[Raw records]
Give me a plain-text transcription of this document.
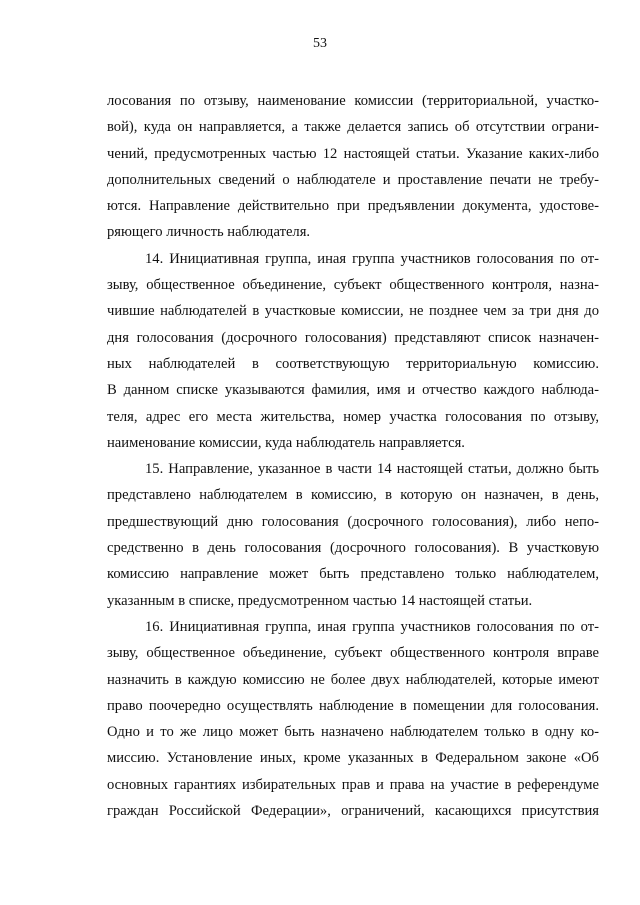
53
лосования по отзыву, наименование комиссии (территориальной, участко-
вой), куда он направляется, а также делается запись об отсутствии ограни-
чений, предусмотренных частью 12 настоящей статьи. Указание каких-либо
дополнительных сведений о наблюдателе и проставление печати не требу-
ются. Направление действительно при предъявлении документа, удостове-
ряющего личность наблюдателя.
14. Инициативная группа, иная группа участников голосования по от-
зыву, общественное объединение, субъект общественного контроля, назна-
чившие наблюдателей в участковые комиссии, не позднее чем за три дня до
дня голосования (досрочного голосования) представляют список назначен-
ных наблюдателей в соответствующую территориальную комиссию.
В данном списке указываются фамилия, имя и отчество каждого наблюда-
теля, адрес его места жительства, номер участка голосования по отзыву,
наименование комиссии, куда наблюдатель направляется.
15. Направление, указанное в части 14 настоящей статьи, должно быть
представлено наблюдателем в комиссию, в которую он назначен, в день,
предшествующий дню голосования (досрочного голосования), либо непо-
средственно в день голосования (досрочного голосования). В участковую
комиссию направление может быть представлено только наблюдателем,
указанным в списке, предусмотренном частью 14 настоящей статьи.
16. Инициативная группа, иная группа участников голосования по от-
зыву, общественное объединение, субъект общественного контроля вправе
назначить в каждую комиссию не более двух наблюдателей, которые имеют
право поочередно осуществлять наблюдение в помещении для голосования.
Одно и то же лицо может быть назначено наблюдателем только в одну ко-
миссию. Установление иных, кроме указанных в Федеральном законе «Об
основных гарантиях избирательных прав и права на участие в референдуме
граждан Российской Федерации», ограничений, касающихся присутствия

EXERCISE DESCRIPTION
Copy the material shown above in full and exactly. Skip the pictures.

SOLUTION
Give me a plain-text transcription of this document.
53
лосования по отзыву, наименование комиссии (территориальной, участко-
вой), куда он направляется, а также делается запись об отсутствии ограни-
чений, предусмотренных частью 12 настоящей статьи. Указание каких-либо
дополнительных сведений о наблюдателе и проставление печати не требу-
ются. Направление действительно при предъявлении документа, удостове-
ряющего личность наблюдателя.
14. Инициативная группа, иная группа участников голосования по от-
зыву, общественное объединение, субъект общественного контроля, назна-
чившие наблюдателей в участковые комиссии, не позднее чем за три дня до
дня голосования (досрочного голосования) представляют список назначен-
ных наблюдателей в соответствующую территориальную комиссию.
В данном списке указываются фамилия, имя и отчество каждого наблюда-
теля, адрес его места жительства, номер участка голосования по отзыву,
наименование комиссии, куда наблюдатель направляется.
15. Направление, указанное в части 14 настоящей статьи, должно быть
представлено наблюдателем в комиссию, в которую он назначен, в день,
предшествующий дню голосования (досрочного голосования), либо непо-
средственно в день голосования (досрочного голосования). В участковую
комиссию направление может быть представлено только наблюдателем,
указанным в списке, предусмотренном частью 14 настоящей статьи.
16. Инициативная группа, иная группа участников голосования по от-
зыву, общественное объединение, субъект общественного контроля вправе
назначить в каждую комиссию не более двух наблюдателей, которые имеют
право поочередно осуществлять наблюдение в помещении для голосования.
Одно и то же лицо может быть назначено наблюдателем только в одну ко-
миссию. Установление иных, кроме указанных в Федеральном законе «Об
основных гарантиях избирательных прав и права на участие в референдуме
граждан Российской Федерации», ограничений, касающихся присутствия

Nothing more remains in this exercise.